* [EXERCISE TASK] List each line in which the string "sebagai" appears.

[START OF PROVIDED DATA]

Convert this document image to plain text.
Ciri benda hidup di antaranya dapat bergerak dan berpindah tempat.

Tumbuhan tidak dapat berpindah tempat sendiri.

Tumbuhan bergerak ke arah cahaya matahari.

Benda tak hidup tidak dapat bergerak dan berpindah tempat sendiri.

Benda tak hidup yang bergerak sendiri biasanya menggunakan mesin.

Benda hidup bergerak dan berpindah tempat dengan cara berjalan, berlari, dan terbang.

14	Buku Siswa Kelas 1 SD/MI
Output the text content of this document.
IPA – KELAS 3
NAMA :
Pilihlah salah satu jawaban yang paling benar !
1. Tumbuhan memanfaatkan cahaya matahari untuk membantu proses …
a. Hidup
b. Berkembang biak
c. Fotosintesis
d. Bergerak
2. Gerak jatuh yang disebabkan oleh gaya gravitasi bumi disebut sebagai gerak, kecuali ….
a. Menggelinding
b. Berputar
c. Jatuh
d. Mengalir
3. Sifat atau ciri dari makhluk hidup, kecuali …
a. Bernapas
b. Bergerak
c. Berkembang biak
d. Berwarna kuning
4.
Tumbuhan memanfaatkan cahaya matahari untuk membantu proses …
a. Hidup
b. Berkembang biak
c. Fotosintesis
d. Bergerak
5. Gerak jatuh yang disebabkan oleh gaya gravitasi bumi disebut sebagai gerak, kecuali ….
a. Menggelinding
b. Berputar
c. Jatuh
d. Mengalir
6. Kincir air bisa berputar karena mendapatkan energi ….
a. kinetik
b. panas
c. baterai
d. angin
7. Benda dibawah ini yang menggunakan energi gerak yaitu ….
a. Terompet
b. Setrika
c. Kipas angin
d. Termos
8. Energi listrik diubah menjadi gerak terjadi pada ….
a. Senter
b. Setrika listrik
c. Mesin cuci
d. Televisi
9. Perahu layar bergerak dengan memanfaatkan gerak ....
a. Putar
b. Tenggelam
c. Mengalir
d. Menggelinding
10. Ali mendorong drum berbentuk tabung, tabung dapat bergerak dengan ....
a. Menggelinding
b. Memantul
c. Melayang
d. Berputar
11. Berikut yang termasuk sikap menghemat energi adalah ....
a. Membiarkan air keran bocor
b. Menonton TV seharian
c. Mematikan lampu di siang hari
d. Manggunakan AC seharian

[END OF PROVIDED DATA]

* [RESPONSE TO THIS TASK]
2. Gerak jatuh yang disebabkan oleh gaya gravitasi bumi disebut sebagai gerak, kecuali ….
5. Gerak jatuh yang disebabkan oleh gaya gravitasi bumi disebut sebagai gerak, kecuali ….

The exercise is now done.